:: Records provided

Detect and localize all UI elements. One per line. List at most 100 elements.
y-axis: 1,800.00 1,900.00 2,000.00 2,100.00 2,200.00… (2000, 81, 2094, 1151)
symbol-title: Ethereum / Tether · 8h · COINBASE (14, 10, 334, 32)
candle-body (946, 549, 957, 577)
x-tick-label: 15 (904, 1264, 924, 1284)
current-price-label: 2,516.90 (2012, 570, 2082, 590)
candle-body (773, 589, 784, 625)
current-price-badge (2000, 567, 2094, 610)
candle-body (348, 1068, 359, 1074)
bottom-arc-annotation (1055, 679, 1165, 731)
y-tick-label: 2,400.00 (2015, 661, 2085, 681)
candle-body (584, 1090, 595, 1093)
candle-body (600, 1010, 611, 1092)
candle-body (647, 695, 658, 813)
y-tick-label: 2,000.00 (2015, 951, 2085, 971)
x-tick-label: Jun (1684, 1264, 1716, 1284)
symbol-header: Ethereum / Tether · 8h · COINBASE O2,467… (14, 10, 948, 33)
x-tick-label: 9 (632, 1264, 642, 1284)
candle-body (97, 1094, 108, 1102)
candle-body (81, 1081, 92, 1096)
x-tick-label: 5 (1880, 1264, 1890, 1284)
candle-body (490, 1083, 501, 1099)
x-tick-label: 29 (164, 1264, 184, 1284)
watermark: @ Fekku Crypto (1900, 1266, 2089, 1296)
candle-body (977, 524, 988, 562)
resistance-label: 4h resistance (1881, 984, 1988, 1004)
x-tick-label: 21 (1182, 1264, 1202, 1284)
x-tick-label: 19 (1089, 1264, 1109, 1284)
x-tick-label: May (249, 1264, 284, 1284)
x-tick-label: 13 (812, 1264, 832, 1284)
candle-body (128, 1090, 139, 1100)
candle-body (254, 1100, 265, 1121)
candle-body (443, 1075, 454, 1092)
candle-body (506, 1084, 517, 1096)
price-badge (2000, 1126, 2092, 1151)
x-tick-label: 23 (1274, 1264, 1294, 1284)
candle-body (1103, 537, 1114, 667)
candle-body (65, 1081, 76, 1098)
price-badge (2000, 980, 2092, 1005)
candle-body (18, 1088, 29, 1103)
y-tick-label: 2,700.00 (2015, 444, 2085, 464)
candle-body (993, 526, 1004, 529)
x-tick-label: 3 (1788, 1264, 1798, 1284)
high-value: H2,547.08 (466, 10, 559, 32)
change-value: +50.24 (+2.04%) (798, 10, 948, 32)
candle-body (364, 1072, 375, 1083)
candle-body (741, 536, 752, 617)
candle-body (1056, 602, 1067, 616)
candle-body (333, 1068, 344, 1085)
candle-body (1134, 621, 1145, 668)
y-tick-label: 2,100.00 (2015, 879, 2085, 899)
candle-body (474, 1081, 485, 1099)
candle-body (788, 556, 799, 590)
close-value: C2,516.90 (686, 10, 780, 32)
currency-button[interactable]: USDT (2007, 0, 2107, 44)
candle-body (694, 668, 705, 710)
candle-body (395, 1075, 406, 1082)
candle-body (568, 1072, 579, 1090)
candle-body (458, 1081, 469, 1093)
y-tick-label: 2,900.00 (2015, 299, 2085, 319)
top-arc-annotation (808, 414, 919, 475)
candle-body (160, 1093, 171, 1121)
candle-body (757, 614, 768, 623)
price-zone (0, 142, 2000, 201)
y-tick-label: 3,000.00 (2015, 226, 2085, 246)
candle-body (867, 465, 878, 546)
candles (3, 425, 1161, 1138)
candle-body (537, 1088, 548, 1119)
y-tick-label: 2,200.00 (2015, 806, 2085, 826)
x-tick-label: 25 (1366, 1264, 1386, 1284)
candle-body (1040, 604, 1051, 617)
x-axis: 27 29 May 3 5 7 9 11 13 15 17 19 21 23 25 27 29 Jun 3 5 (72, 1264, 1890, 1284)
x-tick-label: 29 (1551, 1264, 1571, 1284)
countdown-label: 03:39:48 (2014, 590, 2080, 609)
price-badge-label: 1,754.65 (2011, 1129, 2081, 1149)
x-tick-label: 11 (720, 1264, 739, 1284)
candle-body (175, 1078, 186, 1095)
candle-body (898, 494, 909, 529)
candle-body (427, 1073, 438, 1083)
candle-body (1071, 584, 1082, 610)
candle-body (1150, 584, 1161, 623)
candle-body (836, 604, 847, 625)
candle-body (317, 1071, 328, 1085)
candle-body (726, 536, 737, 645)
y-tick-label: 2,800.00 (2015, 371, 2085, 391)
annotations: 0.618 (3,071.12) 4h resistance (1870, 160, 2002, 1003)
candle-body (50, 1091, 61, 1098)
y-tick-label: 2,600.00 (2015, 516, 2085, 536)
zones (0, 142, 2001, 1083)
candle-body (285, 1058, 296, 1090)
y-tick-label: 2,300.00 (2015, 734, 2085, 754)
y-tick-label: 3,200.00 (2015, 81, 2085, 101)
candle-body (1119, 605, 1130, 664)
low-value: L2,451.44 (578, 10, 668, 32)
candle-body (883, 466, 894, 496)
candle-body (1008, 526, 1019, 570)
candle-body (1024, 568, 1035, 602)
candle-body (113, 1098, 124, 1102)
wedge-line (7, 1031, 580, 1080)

::::

## Required work:
Rewrite the material, renaming every "candle-body" to "candle" and changing nothing else.

## Exercise output:
Detect and localize all UI elements. One per line. List at most 100 elements.
y-axis: 1,800.00 1,900.00 2,000.00 2,100.00 2,200.00… (2000, 81, 2094, 1151)
symbol-title: Ethereum / Tether · 8h · COINBASE (14, 10, 334, 32)
candle (946, 549, 957, 577)
x-tick-label: 15 (904, 1264, 924, 1284)
current-price-label: 2,516.90 (2012, 570, 2082, 590)
candle (773, 589, 784, 625)
current-price-badge (2000, 567, 2094, 610)
candle (348, 1068, 359, 1074)
bottom-arc-annotation (1055, 679, 1165, 731)
y-tick-label: 2,400.00 (2015, 661, 2085, 681)
candle (584, 1090, 595, 1093)
candle (600, 1010, 611, 1092)
candle (647, 695, 658, 813)
y-tick-label: 2,000.00 (2015, 951, 2085, 971)
x-tick-label: Jun (1684, 1264, 1716, 1284)
symbol-header: Ethereum / Tether · 8h · COINBASE O2,467… (14, 10, 948, 33)
x-tick-label: 9 (632, 1264, 642, 1284)
candle (97, 1094, 108, 1102)
candle (81, 1081, 92, 1096)
x-tick-label: 5 (1880, 1264, 1890, 1284)
candle (490, 1083, 501, 1099)
x-tick-label: 29 (164, 1264, 184, 1284)
watermark: @ Fekku Crypto (1900, 1266, 2089, 1296)
candle (977, 524, 988, 562)
resistance-label: 4h resistance (1881, 984, 1988, 1004)
x-tick-label: 21 (1182, 1264, 1202, 1284)
x-tick-label: 19 (1089, 1264, 1109, 1284)
x-tick-label: May (249, 1264, 284, 1284)
x-tick-label: 13 (812, 1264, 832, 1284)
candle (128, 1090, 139, 1100)
candle (254, 1100, 265, 1121)
candle (443, 1075, 454, 1092)
candle (506, 1084, 517, 1096)
price-badge (2000, 1126, 2092, 1151)
x-tick-label: 23 (1274, 1264, 1294, 1284)
candle (1103, 537, 1114, 667)
candle (65, 1081, 76, 1098)
price-badge (2000, 980, 2092, 1005)
candle (18, 1088, 29, 1103)
y-tick-label: 2,700.00 (2015, 444, 2085, 464)
candle (993, 526, 1004, 529)
x-tick-label: 3 (1788, 1264, 1798, 1284)
high-value: H2,547.08 (466, 10, 559, 32)
change-value: +50.24 (+2.04%) (798, 10, 948, 32)
candle (364, 1072, 375, 1083)
candle (741, 536, 752, 617)
candle (1056, 602, 1067, 616)
candle (333, 1068, 344, 1085)
candle (1134, 621, 1145, 668)
y-tick-label: 2,100.00 (2015, 879, 2085, 899)
candle (474, 1081, 485, 1099)
candle (788, 556, 799, 590)
close-value: C2,516.90 (686, 10, 780, 32)
currency-button[interactable]: USDT (2007, 0, 2107, 44)
candle (694, 668, 705, 710)
candle (395, 1075, 406, 1082)
candle (568, 1072, 579, 1090)
candle (458, 1081, 469, 1093)
y-tick-label: 2,900.00 (2015, 299, 2085, 319)
top-arc-annotation (808, 414, 919, 475)
candle (160, 1093, 171, 1121)
candle (757, 614, 768, 623)
price-zone (0, 142, 2000, 201)
y-tick-label: 3,000.00 (2015, 226, 2085, 246)
candle (867, 465, 878, 546)
candles (3, 425, 1161, 1138)
candle (537, 1088, 548, 1119)
y-tick-label: 2,200.00 (2015, 806, 2085, 826)
x-tick-label: 25 (1366, 1264, 1386, 1284)
candle (1040, 604, 1051, 617)
x-axis: 27 29 May 3 5 7 9 11 13 15 17 19 21 23 25 27 29 Jun 3 5 (72, 1264, 1890, 1284)
x-tick-label: 29 (1551, 1264, 1571, 1284)
countdown-label: 03:39:48 (2014, 590, 2080, 609)
price-badge-label: 1,754.65 (2011, 1129, 2081, 1149)
x-tick-label: 11 (720, 1264, 739, 1284)
candle (175, 1078, 186, 1095)
candle (898, 494, 909, 529)
candle (427, 1073, 438, 1083)
candle (1071, 584, 1082, 610)
candle (1150, 584, 1161, 623)
candle (836, 604, 847, 625)
candle (317, 1071, 328, 1085)
candle (726, 536, 737, 645)
y-tick-label: 2,800.00 (2015, 371, 2085, 391)
annotations: 0.618 (3,071.12) 4h resistance (1870, 160, 2002, 1003)
candle (50, 1091, 61, 1098)
y-tick-label: 2,600.00 (2015, 516, 2085, 536)
zones (0, 142, 2001, 1083)
candle (285, 1058, 296, 1090)
y-tick-label: 2,300.00 (2015, 734, 2085, 754)
y-tick-label: 3,200.00 (2015, 81, 2085, 101)
candle (1119, 605, 1130, 664)
low-value: L2,451.44 (578, 10, 668, 32)
candle (883, 466, 894, 496)
candle (1008, 526, 1019, 570)
candle (1024, 568, 1035, 602)
candle (113, 1098, 124, 1102)
wedge-line (7, 1031, 580, 1080)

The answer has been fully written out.